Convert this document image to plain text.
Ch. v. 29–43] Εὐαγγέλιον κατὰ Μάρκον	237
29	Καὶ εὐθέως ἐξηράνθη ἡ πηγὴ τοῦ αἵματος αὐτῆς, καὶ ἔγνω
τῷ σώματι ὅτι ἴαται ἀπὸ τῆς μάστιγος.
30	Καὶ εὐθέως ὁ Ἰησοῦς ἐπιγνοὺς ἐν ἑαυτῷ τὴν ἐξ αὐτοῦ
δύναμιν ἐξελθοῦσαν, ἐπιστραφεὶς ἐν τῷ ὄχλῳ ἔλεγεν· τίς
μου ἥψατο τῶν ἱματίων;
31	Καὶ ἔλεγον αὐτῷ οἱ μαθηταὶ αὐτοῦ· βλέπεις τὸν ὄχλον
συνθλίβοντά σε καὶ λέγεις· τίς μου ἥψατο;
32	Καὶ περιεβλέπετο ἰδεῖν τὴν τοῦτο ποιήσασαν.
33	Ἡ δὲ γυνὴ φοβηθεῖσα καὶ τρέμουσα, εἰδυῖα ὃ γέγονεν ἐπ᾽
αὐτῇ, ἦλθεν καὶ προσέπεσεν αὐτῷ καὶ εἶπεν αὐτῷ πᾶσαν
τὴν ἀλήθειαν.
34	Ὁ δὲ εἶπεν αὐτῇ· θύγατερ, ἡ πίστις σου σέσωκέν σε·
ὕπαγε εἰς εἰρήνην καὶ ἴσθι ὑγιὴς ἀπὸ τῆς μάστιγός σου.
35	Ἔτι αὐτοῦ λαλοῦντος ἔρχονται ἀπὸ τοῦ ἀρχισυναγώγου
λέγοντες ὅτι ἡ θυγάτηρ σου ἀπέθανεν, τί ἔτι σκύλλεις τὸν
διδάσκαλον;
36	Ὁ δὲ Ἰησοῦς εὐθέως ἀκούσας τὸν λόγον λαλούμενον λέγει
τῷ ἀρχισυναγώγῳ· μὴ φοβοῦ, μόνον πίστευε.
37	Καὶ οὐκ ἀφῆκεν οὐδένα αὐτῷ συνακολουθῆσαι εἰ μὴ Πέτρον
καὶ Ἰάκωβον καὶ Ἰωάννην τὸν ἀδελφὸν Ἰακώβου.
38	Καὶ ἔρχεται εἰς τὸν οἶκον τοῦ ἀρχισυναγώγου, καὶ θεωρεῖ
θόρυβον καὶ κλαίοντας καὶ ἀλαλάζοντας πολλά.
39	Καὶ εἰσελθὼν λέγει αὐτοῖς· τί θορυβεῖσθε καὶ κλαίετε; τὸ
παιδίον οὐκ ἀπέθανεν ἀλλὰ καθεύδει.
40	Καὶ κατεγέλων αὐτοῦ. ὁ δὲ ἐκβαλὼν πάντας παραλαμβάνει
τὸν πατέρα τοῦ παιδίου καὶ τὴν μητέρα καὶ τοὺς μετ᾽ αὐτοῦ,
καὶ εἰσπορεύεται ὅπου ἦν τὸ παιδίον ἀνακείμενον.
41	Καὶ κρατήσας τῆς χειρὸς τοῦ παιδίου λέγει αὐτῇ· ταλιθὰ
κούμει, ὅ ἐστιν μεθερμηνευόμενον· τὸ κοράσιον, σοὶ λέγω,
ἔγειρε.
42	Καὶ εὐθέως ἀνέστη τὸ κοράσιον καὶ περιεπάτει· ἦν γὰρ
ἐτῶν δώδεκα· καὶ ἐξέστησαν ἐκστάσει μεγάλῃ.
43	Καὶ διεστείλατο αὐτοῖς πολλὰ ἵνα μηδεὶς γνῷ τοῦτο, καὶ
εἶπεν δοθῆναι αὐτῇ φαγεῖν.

== REQUIREMENT ==
Repeat the whole listing exactly, keeping every line intact.

== CORRECT RESPONSE ==
Convert this document image to plain text.
Ch. v. 29–43] Εὐαγγέλιον κατὰ Μάρκον	237
29	Καὶ εὐθέως ἐξηράνθη ἡ πηγὴ τοῦ αἵματος αὐτῆς, καὶ ἔγνω
τῷ σώματι ὅτι ἴαται ἀπὸ τῆς μάστιγος.
30	Καὶ εὐθέως ὁ Ἰησοῦς ἐπιγνοὺς ἐν ἑαυτῷ τὴν ἐξ αὐτοῦ
δύναμιν ἐξελθοῦσαν, ἐπιστραφεὶς ἐν τῷ ὄχλῳ ἔλεγεν· τίς
μου ἥψατο τῶν ἱματίων;
31	Καὶ ἔλεγον αὐτῷ οἱ μαθηταὶ αὐτοῦ· βλέπεις τὸν ὄχλον
συνθλίβοντά σε καὶ λέγεις· τίς μου ἥψατο;
32	Καὶ περιεβλέπετο ἰδεῖν τὴν τοῦτο ποιήσασαν.
33	Ἡ δὲ γυνὴ φοβηθεῖσα καὶ τρέμουσα, εἰδυῖα ὃ γέγονεν ἐπ᾽
αὐτῇ, ἦλθεν καὶ προσέπεσεν αὐτῷ καὶ εἶπεν αὐτῷ πᾶσαν
τὴν ἀλήθειαν.
34	Ὁ δὲ εἶπεν αὐτῇ· θύγατερ, ἡ πίστις σου σέσωκέν σε·
ὕπαγε εἰς εἰρήνην καὶ ἴσθι ὑγιὴς ἀπὸ τῆς μάστιγός σου.
35	Ἔτι αὐτοῦ λαλοῦντος ἔρχονται ἀπὸ τοῦ ἀρχισυναγώγου
λέγοντες ὅτι ἡ θυγάτηρ σου ἀπέθανεν, τί ἔτι σκύλλεις τὸν
διδάσκαλον;
36	Ὁ δὲ Ἰησοῦς εὐθέως ἀκούσας τὸν λόγον λαλούμενον λέγει
τῷ ἀρχισυναγώγῳ· μὴ φοβοῦ, μόνον πίστευε.
37	Καὶ οὐκ ἀφῆκεν οὐδένα αὐτῷ συνακολουθῆσαι εἰ μὴ Πέτρον
καὶ Ἰάκωβον καὶ Ἰωάννην τὸν ἀδελφὸν Ἰακώβου.
38	Καὶ ἔρχεται εἰς τὸν οἶκον τοῦ ἀρχισυναγώγου, καὶ θεωρεῖ
θόρυβον καὶ κλαίοντας καὶ ἀλαλάζοντας πολλά.
39	Καὶ εἰσελθὼν λέγει αὐτοῖς· τί θορυβεῖσθε καὶ κλαίετε; τὸ
παιδίον οὐκ ἀπέθανεν ἀλλὰ καθεύδει.
40	Καὶ κατεγέλων αὐτοῦ. ὁ δὲ ἐκβαλὼν πάντας παραλαμβάνει
τὸν πατέρα τοῦ παιδίου καὶ τὴν μητέρα καὶ τοὺς μετ᾽ αὐτοῦ,
καὶ εἰσπορεύεται ὅπου ἦν τὸ παιδίον ἀνακείμενον.
41	Καὶ κρατήσας τῆς χειρὸς τοῦ παιδίου λέγει αὐτῇ· ταλιθὰ
κούμει, ὅ ἐστιν μεθερμηνευόμενον· τὸ κοράσιον, σοὶ λέγω,
ἔγειρε.
42	Καὶ εὐθέως ἀνέστη τὸ κοράσιον καὶ περιεπάτει· ἦν γὰρ
ἐτῶν δώδεκα· καὶ ἐξέστησαν ἐκστάσει μεγάλῃ.
43	Καὶ διεστείλατο αὐτοῖς πολλὰ ἵνα μηδεὶς γνῷ τοῦτο, καὶ
εἶπεν δοθῆναι αὐτῇ φαγεῖν.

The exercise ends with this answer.